* begin *

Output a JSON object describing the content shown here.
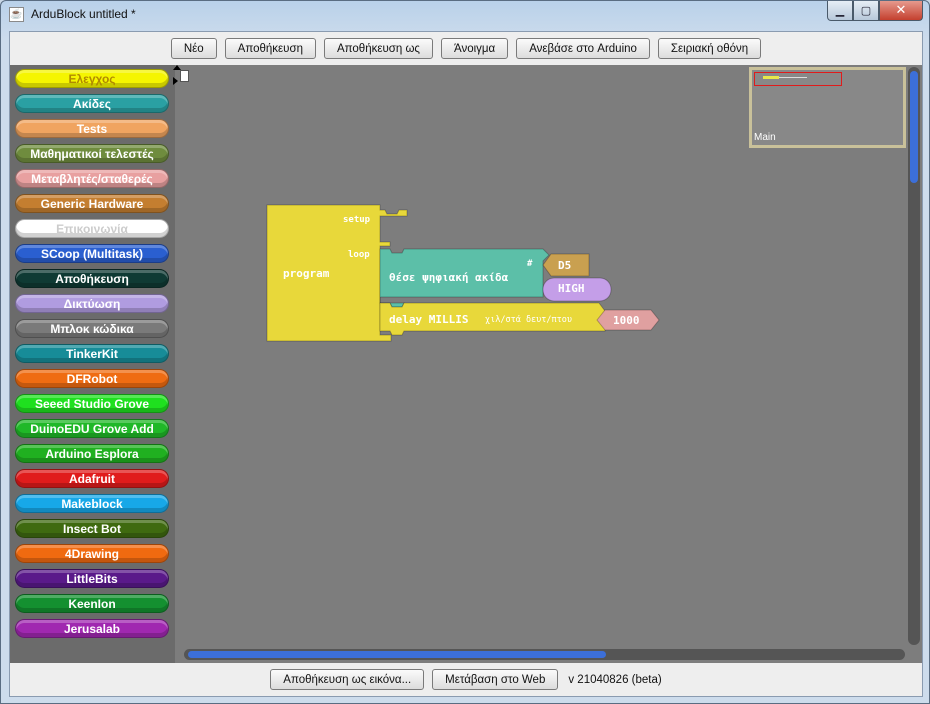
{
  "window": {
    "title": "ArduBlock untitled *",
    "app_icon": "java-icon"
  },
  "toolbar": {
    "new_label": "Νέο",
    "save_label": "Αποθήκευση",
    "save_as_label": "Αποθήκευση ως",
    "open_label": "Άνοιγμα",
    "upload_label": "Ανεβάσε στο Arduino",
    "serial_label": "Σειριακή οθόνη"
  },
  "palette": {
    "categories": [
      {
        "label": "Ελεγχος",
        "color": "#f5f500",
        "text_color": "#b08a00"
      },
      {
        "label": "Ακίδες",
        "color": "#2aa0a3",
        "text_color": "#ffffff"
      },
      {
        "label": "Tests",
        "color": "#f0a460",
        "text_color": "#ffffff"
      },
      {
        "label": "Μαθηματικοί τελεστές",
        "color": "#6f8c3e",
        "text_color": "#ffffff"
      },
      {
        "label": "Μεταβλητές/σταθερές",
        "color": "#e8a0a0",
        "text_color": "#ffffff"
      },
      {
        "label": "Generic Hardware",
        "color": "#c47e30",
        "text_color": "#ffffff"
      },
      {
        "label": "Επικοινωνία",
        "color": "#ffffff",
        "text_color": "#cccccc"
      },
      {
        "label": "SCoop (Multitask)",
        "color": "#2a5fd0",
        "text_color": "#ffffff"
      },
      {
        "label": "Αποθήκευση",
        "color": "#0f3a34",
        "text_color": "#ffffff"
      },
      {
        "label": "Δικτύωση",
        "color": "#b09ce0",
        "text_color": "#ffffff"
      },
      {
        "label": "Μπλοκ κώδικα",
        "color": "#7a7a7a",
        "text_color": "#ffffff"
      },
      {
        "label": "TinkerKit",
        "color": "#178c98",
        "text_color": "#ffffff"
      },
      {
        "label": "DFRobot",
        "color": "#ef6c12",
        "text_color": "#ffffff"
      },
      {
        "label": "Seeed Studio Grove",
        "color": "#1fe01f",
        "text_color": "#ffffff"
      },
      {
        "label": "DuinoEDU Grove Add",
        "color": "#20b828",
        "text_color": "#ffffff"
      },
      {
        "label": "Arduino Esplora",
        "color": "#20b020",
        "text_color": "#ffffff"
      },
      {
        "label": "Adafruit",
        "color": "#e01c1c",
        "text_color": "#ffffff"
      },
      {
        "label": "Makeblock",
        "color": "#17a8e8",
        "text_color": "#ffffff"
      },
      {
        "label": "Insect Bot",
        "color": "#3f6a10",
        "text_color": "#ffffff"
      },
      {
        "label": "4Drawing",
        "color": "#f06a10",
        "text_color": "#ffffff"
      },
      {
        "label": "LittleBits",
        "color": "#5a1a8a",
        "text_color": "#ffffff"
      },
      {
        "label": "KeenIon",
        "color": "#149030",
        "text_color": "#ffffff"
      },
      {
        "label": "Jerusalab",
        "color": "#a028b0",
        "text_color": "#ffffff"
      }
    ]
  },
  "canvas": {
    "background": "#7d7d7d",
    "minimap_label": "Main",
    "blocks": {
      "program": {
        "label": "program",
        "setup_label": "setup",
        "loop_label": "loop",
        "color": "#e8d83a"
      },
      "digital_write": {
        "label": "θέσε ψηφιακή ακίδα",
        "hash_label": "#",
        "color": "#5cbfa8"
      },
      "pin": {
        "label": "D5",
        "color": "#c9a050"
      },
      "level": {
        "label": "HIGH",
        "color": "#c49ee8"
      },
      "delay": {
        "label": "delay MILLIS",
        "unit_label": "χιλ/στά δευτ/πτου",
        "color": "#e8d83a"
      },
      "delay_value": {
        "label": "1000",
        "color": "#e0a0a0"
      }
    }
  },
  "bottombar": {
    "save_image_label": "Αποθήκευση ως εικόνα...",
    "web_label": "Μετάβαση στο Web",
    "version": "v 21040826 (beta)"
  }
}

* end *
* begin *

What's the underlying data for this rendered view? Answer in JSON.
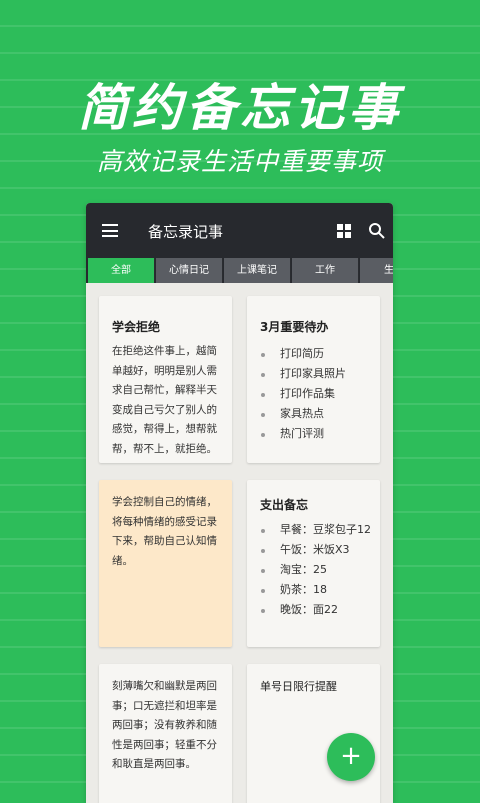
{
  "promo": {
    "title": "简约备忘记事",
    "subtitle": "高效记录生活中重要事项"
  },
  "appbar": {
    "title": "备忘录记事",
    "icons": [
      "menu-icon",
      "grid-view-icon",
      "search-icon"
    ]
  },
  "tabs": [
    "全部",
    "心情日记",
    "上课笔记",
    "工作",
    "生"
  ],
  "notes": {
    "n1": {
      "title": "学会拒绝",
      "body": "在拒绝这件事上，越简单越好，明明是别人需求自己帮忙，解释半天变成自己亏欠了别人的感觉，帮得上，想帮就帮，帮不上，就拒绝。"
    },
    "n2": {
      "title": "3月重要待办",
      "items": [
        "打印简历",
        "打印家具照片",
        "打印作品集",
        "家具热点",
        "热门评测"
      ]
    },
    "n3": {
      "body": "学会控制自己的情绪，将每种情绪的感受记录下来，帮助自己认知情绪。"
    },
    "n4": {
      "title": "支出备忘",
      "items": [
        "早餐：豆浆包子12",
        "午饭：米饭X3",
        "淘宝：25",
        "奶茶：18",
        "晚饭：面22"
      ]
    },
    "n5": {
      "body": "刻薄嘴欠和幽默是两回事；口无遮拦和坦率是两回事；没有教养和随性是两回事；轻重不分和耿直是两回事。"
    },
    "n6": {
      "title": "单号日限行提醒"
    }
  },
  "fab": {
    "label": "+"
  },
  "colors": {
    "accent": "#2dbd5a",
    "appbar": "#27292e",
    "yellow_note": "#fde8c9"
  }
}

* end *

• Your instructions: Collect, from the material above, every line containing the word "JSON".

• Solution to this exercise:
Output a JSON object describing the content shown here.
What's the underlying data for this rendered view? Answer in JSON.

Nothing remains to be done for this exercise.